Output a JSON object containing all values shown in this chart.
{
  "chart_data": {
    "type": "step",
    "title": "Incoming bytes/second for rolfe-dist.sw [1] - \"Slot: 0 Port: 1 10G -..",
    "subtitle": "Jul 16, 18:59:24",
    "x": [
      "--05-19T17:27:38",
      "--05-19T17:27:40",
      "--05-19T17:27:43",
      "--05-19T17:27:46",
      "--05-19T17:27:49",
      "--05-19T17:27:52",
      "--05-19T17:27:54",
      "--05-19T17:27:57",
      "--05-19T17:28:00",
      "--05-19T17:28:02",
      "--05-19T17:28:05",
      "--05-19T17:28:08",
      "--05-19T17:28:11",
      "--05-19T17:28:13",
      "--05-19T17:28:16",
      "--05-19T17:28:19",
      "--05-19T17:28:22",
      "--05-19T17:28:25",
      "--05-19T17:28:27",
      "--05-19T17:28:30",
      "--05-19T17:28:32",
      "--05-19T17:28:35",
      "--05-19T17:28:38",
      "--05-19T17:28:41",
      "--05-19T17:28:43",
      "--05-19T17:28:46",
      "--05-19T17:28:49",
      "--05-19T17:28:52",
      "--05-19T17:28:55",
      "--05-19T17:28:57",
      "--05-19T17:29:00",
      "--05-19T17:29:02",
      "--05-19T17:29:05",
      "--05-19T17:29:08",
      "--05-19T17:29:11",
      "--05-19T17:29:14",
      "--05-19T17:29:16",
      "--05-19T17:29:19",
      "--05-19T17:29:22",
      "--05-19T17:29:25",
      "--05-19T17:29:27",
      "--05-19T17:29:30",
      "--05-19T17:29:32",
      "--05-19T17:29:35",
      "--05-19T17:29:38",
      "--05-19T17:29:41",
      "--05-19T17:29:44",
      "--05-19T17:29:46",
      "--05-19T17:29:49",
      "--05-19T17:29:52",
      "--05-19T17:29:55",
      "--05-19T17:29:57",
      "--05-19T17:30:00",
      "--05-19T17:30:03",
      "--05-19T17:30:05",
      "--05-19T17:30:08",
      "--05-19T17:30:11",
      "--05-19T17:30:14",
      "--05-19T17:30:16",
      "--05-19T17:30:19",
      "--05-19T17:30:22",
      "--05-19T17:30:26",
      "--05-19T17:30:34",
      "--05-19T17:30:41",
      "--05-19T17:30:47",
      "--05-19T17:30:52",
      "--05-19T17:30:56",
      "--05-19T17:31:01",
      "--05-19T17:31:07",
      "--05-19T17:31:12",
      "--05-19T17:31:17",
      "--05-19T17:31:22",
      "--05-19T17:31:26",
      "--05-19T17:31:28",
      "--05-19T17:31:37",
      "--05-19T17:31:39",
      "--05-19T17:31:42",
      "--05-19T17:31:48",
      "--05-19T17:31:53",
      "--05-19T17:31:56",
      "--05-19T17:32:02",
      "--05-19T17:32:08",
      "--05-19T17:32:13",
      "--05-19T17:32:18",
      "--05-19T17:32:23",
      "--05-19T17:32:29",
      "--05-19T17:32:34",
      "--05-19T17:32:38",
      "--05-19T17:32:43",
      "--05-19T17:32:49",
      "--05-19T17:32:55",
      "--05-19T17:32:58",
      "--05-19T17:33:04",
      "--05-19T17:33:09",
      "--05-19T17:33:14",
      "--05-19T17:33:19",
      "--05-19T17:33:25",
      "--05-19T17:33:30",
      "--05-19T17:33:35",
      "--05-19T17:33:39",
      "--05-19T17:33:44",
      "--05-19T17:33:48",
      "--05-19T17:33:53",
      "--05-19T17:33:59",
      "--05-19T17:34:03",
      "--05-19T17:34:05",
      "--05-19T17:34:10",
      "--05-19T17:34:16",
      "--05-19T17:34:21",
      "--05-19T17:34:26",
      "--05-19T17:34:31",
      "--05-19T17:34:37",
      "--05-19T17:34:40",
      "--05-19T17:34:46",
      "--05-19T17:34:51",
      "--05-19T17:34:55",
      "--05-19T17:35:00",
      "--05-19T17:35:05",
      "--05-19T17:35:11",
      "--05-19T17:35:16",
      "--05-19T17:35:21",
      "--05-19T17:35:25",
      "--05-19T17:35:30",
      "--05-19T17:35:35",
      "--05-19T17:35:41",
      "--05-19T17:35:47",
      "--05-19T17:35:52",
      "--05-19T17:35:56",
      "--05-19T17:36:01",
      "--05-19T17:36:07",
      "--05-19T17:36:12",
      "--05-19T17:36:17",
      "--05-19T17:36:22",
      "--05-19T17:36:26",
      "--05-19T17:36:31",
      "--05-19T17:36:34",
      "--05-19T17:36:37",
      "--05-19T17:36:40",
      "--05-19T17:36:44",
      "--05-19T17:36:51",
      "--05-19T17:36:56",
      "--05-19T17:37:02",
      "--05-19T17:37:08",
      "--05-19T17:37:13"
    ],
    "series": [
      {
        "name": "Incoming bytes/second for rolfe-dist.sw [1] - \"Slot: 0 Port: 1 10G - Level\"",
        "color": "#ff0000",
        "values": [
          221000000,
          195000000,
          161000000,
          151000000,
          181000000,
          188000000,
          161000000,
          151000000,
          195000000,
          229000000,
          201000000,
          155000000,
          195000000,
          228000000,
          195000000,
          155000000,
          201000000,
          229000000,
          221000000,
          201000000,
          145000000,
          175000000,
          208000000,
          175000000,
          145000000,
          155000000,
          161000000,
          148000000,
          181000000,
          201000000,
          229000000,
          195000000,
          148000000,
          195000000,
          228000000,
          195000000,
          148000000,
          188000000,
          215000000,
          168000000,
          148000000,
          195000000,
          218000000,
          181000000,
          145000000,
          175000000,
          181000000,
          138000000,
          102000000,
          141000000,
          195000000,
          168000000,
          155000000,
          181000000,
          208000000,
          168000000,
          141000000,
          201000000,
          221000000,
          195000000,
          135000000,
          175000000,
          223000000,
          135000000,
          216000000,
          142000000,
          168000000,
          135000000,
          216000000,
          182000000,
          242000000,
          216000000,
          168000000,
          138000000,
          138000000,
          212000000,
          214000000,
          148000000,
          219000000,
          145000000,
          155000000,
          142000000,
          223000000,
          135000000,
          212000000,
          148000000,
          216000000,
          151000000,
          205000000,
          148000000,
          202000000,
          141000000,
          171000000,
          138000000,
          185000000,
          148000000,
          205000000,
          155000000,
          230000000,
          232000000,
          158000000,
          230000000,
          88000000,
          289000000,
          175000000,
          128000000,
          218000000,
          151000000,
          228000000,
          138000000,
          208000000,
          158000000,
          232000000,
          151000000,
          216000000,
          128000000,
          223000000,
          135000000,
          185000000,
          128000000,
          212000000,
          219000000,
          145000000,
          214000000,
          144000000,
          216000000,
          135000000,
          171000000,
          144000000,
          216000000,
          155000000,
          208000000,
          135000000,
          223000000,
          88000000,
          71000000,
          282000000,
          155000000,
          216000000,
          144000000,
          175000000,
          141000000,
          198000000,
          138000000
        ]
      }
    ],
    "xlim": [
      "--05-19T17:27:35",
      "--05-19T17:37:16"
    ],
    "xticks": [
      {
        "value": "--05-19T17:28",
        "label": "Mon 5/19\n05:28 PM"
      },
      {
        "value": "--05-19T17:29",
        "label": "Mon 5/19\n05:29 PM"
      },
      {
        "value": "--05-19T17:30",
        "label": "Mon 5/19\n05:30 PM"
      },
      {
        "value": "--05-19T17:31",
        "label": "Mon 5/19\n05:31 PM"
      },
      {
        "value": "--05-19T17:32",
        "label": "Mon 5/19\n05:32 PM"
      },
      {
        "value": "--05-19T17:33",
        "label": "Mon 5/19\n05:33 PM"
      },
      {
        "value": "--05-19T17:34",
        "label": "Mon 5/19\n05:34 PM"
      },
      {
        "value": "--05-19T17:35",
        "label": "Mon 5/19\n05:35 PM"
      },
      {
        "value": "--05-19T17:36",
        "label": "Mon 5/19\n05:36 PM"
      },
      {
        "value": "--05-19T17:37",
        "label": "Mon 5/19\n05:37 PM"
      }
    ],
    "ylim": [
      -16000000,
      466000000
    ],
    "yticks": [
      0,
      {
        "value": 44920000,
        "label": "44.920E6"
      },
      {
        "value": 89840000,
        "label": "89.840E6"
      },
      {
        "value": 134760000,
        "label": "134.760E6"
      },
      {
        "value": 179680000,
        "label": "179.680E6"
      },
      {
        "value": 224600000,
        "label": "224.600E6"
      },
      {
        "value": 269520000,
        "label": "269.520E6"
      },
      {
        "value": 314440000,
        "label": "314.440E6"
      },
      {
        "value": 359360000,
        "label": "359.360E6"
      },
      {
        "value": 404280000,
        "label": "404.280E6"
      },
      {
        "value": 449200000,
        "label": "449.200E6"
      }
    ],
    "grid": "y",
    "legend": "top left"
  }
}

- - - - - - -

=== GOAL ===
Identify the lines above with the word "dist". Copy them.

=== FINAL RESULT ===
    "title": "Incoming bytes/second for rolfe-dist.sw [1] - \"Slot: 0 Port: 1 10G -..",
        "name": "Incoming bytes/second for rolfe-dist.sw [1] - \"Slot: 0 Port: 1 10G - Level\"",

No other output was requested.